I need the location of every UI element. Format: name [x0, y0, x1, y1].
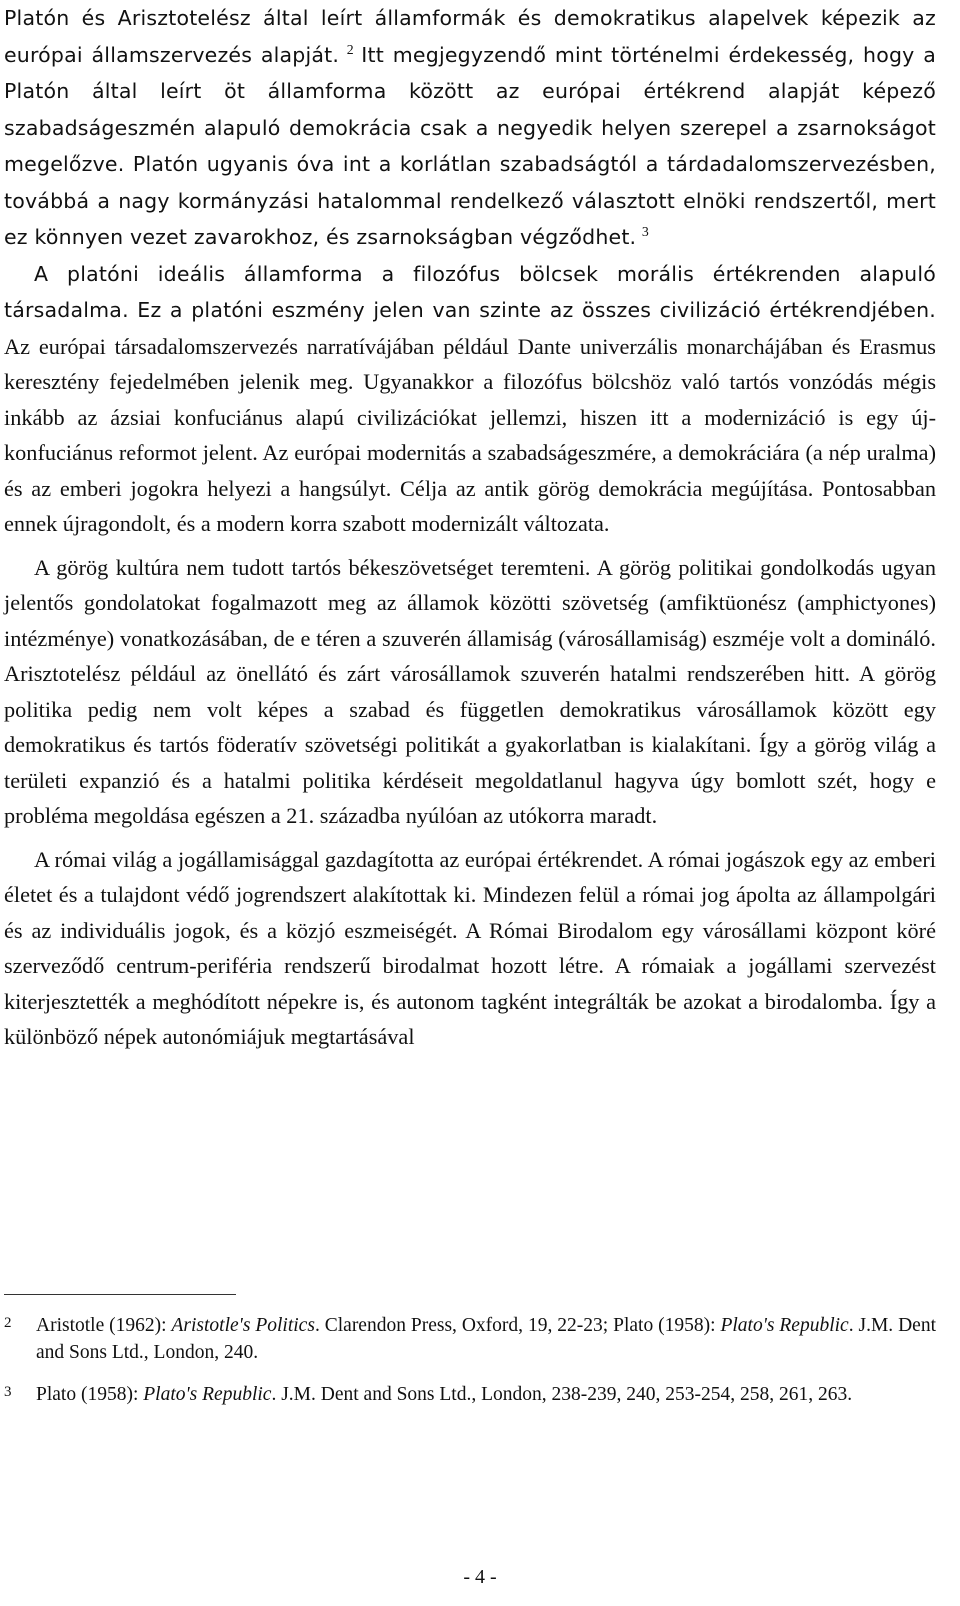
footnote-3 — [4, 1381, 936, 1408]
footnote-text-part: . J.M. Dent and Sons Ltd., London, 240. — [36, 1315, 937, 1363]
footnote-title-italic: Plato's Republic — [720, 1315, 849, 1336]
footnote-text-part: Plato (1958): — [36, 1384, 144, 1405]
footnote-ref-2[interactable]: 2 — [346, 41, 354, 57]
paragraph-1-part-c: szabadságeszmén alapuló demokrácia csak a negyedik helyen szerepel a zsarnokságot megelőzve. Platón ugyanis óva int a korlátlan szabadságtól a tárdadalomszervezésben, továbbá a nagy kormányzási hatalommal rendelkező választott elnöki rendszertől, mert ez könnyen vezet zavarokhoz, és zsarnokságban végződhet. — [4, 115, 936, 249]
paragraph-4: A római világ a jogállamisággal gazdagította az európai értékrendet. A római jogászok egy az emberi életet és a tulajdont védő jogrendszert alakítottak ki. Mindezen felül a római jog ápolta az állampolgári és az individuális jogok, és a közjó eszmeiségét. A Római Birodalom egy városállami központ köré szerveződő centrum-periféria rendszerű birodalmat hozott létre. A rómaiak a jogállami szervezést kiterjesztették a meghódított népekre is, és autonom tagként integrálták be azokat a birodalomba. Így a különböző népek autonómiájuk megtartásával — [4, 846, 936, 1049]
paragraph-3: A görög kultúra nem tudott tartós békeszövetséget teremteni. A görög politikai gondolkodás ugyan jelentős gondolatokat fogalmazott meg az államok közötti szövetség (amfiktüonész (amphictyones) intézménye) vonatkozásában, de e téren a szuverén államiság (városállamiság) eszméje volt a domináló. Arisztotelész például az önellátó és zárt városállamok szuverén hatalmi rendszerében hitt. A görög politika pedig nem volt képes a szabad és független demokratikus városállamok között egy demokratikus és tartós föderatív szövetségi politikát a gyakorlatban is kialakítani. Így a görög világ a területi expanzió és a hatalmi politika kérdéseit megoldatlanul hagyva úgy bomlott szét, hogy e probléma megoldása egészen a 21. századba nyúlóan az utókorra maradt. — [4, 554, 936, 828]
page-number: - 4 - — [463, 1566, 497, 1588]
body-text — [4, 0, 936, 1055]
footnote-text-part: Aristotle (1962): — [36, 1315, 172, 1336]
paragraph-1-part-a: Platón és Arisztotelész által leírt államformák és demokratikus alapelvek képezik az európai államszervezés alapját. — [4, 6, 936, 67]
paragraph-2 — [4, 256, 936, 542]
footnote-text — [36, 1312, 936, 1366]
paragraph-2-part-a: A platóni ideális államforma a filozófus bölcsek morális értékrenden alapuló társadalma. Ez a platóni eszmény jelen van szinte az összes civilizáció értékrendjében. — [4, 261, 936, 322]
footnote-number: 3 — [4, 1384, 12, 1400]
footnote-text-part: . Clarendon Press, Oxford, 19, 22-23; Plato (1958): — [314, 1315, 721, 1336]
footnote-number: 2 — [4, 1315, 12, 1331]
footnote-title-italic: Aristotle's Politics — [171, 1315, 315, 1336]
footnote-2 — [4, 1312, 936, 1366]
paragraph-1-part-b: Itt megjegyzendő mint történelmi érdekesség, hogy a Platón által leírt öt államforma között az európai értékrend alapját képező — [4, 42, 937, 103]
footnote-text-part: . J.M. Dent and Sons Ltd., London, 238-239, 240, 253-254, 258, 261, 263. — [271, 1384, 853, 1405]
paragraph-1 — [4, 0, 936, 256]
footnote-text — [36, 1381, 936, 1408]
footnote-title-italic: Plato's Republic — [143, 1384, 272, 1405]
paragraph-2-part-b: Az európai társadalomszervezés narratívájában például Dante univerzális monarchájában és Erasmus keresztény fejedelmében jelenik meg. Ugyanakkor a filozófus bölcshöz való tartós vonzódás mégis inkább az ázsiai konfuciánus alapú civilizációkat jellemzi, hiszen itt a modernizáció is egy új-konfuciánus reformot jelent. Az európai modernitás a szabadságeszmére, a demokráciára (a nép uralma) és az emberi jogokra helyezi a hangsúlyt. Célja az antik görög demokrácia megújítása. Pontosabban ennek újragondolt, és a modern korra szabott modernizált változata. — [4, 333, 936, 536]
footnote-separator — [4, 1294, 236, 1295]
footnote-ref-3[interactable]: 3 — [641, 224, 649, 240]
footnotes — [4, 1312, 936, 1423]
--
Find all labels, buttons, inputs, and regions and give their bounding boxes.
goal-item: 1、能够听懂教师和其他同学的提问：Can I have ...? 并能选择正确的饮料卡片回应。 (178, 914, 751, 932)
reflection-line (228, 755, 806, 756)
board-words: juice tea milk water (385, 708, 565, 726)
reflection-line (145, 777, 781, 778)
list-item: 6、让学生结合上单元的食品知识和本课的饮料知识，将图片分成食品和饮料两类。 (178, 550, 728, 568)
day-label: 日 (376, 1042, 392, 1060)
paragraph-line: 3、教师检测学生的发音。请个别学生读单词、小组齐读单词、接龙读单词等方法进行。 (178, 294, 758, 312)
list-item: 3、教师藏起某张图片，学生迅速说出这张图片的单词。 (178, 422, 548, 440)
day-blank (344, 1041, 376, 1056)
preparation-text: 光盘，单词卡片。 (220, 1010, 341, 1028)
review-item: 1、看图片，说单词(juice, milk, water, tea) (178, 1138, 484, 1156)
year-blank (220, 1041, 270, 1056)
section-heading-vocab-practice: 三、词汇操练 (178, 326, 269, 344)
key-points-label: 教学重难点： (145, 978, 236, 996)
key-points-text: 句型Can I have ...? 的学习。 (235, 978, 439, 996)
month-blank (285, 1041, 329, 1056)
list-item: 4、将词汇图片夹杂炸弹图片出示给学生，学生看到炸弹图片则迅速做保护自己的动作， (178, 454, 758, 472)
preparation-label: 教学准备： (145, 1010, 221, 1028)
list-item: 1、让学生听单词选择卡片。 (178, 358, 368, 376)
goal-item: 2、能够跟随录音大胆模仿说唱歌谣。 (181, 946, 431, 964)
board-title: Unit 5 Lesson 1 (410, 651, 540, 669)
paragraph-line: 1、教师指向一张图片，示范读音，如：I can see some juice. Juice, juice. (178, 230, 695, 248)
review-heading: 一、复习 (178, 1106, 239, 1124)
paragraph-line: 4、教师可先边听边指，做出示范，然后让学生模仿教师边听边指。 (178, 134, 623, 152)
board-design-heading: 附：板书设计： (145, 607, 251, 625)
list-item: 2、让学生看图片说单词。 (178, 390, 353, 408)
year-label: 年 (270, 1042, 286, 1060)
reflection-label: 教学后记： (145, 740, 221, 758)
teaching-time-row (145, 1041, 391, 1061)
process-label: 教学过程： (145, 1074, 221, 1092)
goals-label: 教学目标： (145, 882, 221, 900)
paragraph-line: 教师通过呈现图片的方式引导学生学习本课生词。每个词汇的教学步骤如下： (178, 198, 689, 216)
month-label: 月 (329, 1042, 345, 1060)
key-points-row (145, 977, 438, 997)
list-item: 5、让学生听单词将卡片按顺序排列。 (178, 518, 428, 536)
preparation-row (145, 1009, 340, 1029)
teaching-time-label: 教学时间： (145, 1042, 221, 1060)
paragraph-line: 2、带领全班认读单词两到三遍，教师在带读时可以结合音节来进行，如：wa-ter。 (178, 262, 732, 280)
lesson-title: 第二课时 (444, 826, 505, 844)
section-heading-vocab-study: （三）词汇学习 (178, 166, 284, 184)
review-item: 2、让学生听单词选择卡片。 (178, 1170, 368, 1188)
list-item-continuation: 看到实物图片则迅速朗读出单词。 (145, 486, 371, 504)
==
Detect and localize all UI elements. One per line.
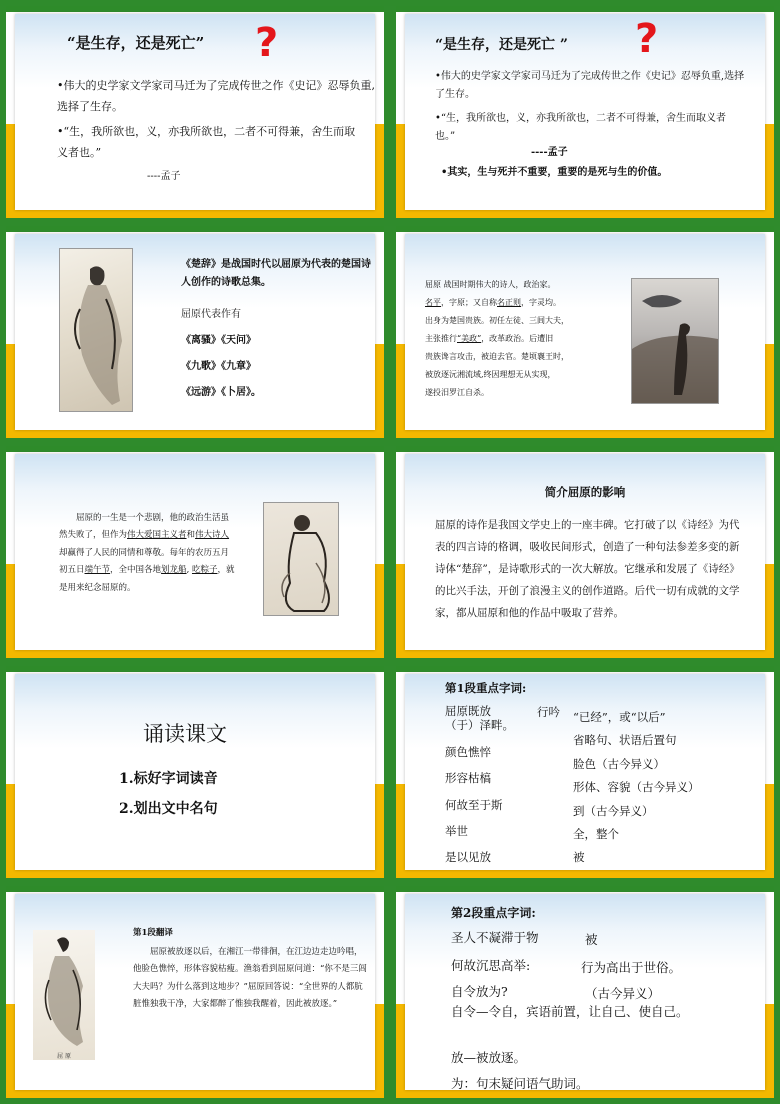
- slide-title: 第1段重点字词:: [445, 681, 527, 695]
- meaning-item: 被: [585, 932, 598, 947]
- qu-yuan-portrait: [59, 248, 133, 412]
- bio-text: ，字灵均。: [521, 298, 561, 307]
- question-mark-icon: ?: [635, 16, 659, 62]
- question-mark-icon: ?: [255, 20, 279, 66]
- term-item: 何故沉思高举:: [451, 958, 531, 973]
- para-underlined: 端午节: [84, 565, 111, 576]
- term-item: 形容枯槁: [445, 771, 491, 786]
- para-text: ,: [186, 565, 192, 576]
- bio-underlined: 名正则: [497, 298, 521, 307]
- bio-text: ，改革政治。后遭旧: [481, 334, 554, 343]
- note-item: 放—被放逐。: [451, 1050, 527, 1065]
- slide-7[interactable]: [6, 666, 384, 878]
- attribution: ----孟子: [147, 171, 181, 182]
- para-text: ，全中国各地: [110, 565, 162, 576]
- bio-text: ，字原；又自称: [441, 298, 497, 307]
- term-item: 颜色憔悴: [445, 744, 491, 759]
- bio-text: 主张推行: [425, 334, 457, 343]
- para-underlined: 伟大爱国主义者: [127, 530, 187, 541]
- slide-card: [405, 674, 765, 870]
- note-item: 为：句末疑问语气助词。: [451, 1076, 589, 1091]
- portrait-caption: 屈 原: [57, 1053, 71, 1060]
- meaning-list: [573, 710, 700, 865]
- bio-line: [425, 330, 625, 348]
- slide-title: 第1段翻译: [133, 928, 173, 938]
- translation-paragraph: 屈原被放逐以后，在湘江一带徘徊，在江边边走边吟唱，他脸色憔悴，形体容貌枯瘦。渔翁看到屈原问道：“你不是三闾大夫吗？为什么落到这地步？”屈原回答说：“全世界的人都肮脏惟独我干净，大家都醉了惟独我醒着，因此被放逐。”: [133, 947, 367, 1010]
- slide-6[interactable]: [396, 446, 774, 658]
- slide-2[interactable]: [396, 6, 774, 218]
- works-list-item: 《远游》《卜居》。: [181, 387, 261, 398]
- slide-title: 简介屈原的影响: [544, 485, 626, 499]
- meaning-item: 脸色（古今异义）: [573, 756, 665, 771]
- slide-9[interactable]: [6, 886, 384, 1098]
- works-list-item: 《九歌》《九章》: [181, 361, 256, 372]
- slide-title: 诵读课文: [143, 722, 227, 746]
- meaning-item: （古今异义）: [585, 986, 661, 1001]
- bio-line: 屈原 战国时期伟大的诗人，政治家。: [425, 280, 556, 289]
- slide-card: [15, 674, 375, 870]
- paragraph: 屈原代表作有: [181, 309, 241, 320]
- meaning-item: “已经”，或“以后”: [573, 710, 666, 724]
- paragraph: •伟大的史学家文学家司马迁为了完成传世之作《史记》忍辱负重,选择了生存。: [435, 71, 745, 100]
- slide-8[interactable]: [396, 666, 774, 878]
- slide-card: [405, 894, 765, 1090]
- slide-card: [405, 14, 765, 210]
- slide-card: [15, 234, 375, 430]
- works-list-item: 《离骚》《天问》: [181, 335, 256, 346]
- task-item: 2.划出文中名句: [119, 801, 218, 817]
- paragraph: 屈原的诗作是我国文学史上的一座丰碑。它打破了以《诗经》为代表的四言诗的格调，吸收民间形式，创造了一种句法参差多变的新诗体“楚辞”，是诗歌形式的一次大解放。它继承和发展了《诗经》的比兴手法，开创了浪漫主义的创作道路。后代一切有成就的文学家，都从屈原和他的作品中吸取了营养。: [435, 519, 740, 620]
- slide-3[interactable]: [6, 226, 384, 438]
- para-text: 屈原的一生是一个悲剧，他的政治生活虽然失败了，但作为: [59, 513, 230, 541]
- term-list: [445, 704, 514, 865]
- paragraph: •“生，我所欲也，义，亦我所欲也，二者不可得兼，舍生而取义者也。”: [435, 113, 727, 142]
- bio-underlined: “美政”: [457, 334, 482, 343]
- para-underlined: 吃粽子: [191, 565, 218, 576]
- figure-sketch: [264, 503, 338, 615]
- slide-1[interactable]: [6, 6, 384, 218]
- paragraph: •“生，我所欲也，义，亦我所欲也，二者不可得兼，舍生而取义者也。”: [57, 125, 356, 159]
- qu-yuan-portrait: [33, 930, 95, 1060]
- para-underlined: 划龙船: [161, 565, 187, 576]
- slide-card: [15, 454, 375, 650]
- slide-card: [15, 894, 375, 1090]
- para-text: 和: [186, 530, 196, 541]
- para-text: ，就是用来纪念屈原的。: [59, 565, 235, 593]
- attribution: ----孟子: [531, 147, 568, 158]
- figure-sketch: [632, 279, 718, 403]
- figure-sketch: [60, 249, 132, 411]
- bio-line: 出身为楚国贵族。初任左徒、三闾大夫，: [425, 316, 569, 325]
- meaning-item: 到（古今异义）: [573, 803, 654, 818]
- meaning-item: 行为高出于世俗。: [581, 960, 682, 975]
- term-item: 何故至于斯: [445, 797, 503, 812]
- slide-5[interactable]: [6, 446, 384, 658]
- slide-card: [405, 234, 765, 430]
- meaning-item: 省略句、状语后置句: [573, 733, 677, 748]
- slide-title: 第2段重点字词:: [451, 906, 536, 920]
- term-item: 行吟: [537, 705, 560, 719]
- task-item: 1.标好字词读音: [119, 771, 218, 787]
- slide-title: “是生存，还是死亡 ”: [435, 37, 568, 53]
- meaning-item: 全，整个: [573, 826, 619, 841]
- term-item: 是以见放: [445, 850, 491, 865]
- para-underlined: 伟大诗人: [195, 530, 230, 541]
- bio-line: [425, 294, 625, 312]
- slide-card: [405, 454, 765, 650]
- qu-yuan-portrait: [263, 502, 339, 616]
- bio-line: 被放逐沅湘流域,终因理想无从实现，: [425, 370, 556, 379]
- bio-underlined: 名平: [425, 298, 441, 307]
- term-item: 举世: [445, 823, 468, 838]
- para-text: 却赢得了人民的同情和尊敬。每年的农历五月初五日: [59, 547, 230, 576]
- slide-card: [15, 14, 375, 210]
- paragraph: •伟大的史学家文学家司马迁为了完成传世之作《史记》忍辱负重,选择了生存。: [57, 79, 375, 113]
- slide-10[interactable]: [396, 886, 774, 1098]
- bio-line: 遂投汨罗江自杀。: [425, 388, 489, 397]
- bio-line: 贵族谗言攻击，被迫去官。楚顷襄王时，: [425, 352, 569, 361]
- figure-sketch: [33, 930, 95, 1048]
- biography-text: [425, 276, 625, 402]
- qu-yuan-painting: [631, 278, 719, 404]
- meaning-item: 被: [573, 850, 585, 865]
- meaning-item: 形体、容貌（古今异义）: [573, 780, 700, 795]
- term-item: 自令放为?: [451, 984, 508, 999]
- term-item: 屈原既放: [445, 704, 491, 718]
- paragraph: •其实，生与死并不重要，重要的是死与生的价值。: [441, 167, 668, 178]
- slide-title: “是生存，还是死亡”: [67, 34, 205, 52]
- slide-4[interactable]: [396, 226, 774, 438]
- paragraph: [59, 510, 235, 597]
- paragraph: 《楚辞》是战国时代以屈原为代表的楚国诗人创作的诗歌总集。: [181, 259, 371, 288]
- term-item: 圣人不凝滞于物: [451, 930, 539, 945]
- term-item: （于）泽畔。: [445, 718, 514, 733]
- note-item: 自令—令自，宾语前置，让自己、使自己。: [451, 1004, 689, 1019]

- **The exercise**
Put everything in the records from the line containing "Find all labels, buttons, inputs, and" down to the line containing "day-label: 日 (376, 1042, 392, 1060)", both included, into a numbered list with blank lines left out.

- **Solution for this problem**
1. Find all labels, buttons, inputs, and regions and give their bounding boxes.
2. goal-item: 1、能够听懂教师和其他同学的提问：Can I have ...? 并能选择正确的饮料卡片回应。 (178, 914, 751, 932)
3. reflection-line (228, 755, 806, 756)
4. board-words: juice tea milk water (385, 708, 565, 726)
5. reflection-line (145, 777, 781, 778)
6. list-item: 6、让学生结合上单元的食品知识和本课的饮料知识，将图片分成食品和饮料两类。 (178, 550, 728, 568)
7. day-label: 日 (376, 1042, 392, 1060)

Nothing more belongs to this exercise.